STATED TASK. With the images removed, repeat the data below exactly.
** Start of PROVIDED DATA **
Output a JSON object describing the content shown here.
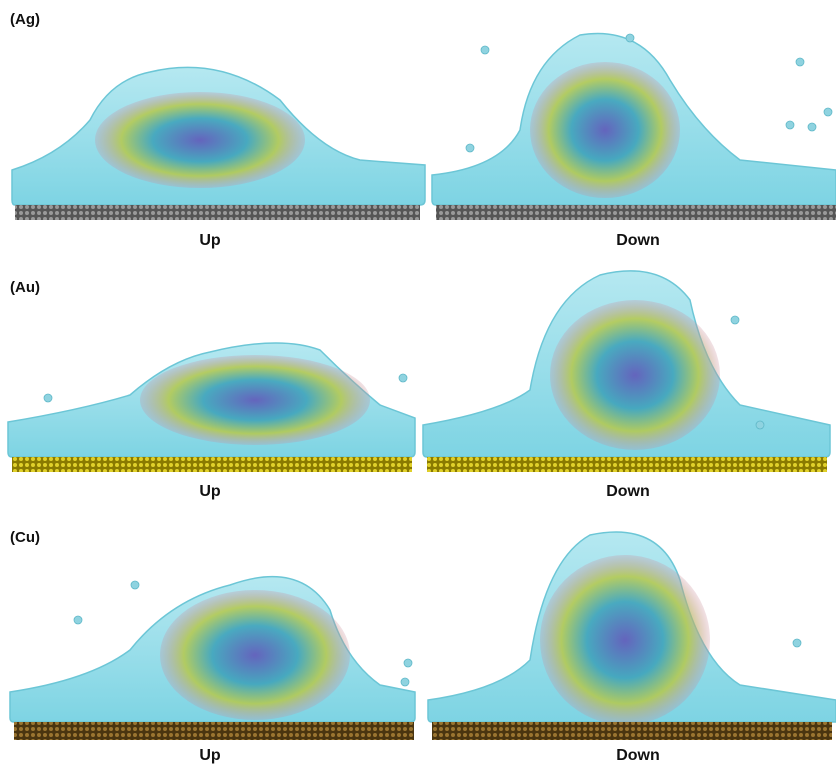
{
  "panels": [
    {
      "label": "(Ag)",
      "images": [
        {
          "caption": "Up"
        },
        {
          "caption": "Down"
        }
      ]
    },
    {
      "label": "(Au)",
      "images": [
        {
          "caption": "Up"
        },
        {
          "caption": "Down"
        }
      ]
    },
    {
      "label": "(Cu)",
      "images": [
        {
          "caption": "Up"
        },
        {
          "caption": "Down"
        }
      ]
    }
  ]
}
** End of PROVIDED DATA **
SOLUTION.
Output a JSON object describing the content shown here.
{
  "panels": [
    {
      "label": "(Ag)",
      "images": [
        {
          "caption": "Up"
        },
        {
          "caption": "Down"
        }
      ]
    },
    {
      "label": "(Au)",
      "images": [
        {
          "caption": "Up"
        },
        {
          "caption": "Down"
        }
      ]
    },
    {
      "label": "(Cu)",
      "images": [
        {
          "caption": "Up"
        },
        {
          "caption": "Down"
        }
      ]
    }
  ]
}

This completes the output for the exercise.